_Dataset entries_
——————

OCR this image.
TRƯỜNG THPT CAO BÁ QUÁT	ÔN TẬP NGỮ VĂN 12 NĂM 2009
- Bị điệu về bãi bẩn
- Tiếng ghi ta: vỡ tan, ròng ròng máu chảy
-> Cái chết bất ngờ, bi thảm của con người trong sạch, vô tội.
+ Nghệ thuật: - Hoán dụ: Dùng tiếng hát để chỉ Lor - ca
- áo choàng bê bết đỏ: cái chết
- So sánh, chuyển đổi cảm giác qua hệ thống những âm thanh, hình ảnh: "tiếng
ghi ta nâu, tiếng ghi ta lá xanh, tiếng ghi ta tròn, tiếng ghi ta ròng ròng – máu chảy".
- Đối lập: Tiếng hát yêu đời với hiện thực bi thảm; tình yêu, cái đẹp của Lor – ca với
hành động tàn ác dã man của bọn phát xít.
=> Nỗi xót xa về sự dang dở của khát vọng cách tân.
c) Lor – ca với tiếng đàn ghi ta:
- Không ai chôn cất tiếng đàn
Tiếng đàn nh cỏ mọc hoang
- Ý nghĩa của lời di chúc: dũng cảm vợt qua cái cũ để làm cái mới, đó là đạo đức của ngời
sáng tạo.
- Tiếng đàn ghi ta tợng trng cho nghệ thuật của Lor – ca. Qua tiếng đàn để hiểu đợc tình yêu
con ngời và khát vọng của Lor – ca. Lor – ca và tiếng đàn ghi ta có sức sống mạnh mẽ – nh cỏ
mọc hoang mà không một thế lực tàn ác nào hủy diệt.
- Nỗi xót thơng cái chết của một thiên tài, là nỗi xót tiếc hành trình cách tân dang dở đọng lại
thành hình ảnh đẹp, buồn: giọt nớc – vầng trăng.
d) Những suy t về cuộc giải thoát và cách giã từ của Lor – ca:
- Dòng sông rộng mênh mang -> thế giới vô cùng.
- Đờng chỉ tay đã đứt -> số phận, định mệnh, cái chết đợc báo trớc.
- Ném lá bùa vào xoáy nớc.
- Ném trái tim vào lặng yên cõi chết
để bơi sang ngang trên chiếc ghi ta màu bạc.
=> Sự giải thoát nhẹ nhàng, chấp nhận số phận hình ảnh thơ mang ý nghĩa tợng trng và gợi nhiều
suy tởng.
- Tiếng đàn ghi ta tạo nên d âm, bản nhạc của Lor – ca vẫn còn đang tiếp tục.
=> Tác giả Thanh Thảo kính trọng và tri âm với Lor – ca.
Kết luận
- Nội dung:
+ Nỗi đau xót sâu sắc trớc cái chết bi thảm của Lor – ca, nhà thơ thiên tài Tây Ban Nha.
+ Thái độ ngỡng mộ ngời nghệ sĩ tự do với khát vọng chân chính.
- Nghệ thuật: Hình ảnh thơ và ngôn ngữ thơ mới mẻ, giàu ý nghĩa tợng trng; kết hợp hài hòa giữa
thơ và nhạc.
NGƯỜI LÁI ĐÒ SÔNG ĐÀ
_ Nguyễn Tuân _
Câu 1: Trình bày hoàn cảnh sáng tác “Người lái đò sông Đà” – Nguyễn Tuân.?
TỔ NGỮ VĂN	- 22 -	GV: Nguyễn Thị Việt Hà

——————

_GIVEN TASK_
Show all lines in the entries above where the word "chết" appears.

_SOLUTION TO THE EXERCISE_
-> Cái chết bất ngờ, bi thảm của con người trong sạch, vô tội.
- áo choàng bê bết đỏ: cái chết
- Nỗi xót thơng cái chết của một thiên tài, là nỗi xót tiếc hành trình cách tân dang dở đọng lại
- Đờng chỉ tay đã đứt -> số phận, định mệnh, cái chết đợc báo trớc.
- Ném trái tim vào lặng yên cõi chết
+ Nỗi đau xót sâu sắc trớc cái chết bi thảm của Lor – ca, nhà thơ thiên tài Tây Ban Nha.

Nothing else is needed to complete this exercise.